# [DATA TO USE]
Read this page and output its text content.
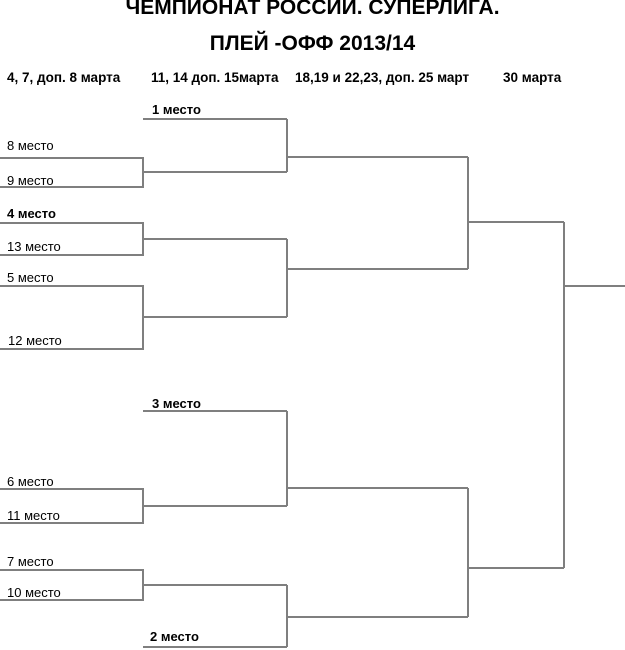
ЧЕМПИОНАТ РОССИИ. СУПЕРЛИГА.
ПЛЕЙ -ОФФ 2013/14
4, 7, доп. 8 марта 11, 14 доп. 15марта 18,19 и 22,23, доп. 25 март	30 марта
1 место
8 место
9 место
4 место
13 место
5 место
12 место
3 место
6 место
11 место
7 место
10 место
2 место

# [AIM]
Skip the pictures and transcribe the rest of the records exactly.

# [REPLY TO THE EXERCISE]
Read this page and output its text content.
ЧЕМПИОНАТ РОССИИ. СУПЕРЛИГА.
ПЛЕЙ -ОФФ 2013/14
4, 7, доп. 8 марта 11, 14 доп. 15марта 18,19 и 22,23, доп. 25 март	30 марта
1 место
8 место
9 место
4 место
13 место
5 место
12 место
3 место
6 место
11 место
7 место
10 место
2 место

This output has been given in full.